→ **Work instructions**
Copy the bridge discussion comments word for word, from start to end.

Iain ClimieMarch 31st, 2014 at 4:32 pm

Hi Bobby,

On the lead problem, to what extent are you influenced by the presence of outside potential entries? If the hand had no high cards except the CKQ9xx, would you be more or less likely to lead a small card – or no different?



Howard Bigot-JohnsonMarch 31st, 2014 at 5:38 pm

HBJ : Declarer can afford to lose 2 clubs and 1 spade for the contract, and therefore needs to get busy on clubs.
If at the first opportunity he plays the club 10 then surely most Wests will duck it letting partner in to take the trick with the with the Ace Queen or Jack ? ….Especially if East held 3 clubs to the queen ? Rising with the king could easily expose East to a finesse on clubs ?
If this happens then declarer now has a ruffing finesse position on clubs, which must give him an extra chance of bringing home the contract.
Sitting west , would you have risen with the King and why ?

Bill CubleyMarch 31st, 2014 at 5:52 pm


Suppose the ace of diamonds is led and ruffed, the club 10 is ducked to East who tries to cash a heart. Club ruff to dummy and the king of diamonds is ruffed by East. Which gets us back to your opening words to keep the final goal in sight.

bobby wolffMarch 31st, 2014 at 7:18 pm

Hi Iain,

Sure, many factors play tricks (or perhaps illusions) with the mind, which cause one choice or the other. Only perhaps, with no other sign of an entry, I would lead a small one in hopes partner has the ace, so that I may take a maximum number of clubs, but then if I was playing matchpoints and others could easily be facing the same trap, a difference of one trick, can be easily exhilarating or devastating.

→ **Stored data**
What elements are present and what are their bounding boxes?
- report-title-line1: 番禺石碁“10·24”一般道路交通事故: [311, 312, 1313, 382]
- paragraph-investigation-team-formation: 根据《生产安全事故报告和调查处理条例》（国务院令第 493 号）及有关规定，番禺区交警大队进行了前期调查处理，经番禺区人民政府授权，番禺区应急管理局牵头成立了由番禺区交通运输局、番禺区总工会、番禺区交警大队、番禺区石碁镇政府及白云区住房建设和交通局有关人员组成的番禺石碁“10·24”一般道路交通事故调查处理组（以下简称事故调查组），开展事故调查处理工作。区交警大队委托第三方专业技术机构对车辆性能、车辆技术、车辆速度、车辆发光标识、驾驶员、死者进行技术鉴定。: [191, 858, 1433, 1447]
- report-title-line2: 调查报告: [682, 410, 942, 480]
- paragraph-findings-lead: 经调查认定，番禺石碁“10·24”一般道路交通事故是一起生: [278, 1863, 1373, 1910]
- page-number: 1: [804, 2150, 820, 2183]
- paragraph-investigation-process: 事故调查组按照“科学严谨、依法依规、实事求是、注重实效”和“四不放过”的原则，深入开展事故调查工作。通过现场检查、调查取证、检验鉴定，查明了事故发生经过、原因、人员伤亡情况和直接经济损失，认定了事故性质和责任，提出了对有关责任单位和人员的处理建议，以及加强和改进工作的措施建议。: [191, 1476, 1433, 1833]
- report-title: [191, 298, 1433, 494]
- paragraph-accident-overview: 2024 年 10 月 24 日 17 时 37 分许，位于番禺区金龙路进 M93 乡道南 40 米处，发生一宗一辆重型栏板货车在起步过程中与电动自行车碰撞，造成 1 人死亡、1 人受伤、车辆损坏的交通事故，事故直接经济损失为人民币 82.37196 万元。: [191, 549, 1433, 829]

→ **Your response**
Iain ClimieMarch 31st, 2014 at 4:32 pm

Hi Bobby,

On the lead problem, to what extent are you influenced by the presence of outside potential entries? If the hand had no high cards except the CKQ9xx, would you be more or less likely to lead a small card – or no different?



Howard Bigot-JohnsonMarch 31st, 2014 at 5:38 pm

HBJ : Declarer can afford to lose 2 clubs and 1 spade for the contract, and therefore needs to get busy on clubs.
If at the first opportunity he plays the club 10 then surely most Wests will duck it letting partner in to take the trick with the with the Ace Queen or Jack ? ….Especially if East held 3 clubs to the queen ? Rising with the king could easily expose East to a finesse on clubs ?
If this happens then declarer now has a ruffing finesse position on clubs, which must give him an extra chance of bringing home the contract.
Sitting west , would you have risen with the King and why ?

Bill CubleyMarch 31st, 2014 at 5:52 pm


Suppose the ace of diamonds is led and ruffed, the club 10 is ducked to East who tries to cash a heart. Club ruff to dummy and the king of diamonds is ruffed by East. Which gets us back to your opening words to keep the final goal in sight.

bobby wolffMarch 31st, 2014 at 7:18 pm

Hi Iain,

Sure, many factors play tricks (or perhaps illusions) with the mind, which cause one choice or the other. Only perhaps, with no other sign of an entry, I would lead a small one in hopes partner has the ace, so that I may take a maximum number of clubs, but then if I was playing matchpoints and others could easily be facing the same trap, a difference of one trick, can be easily exhilarating or devastating.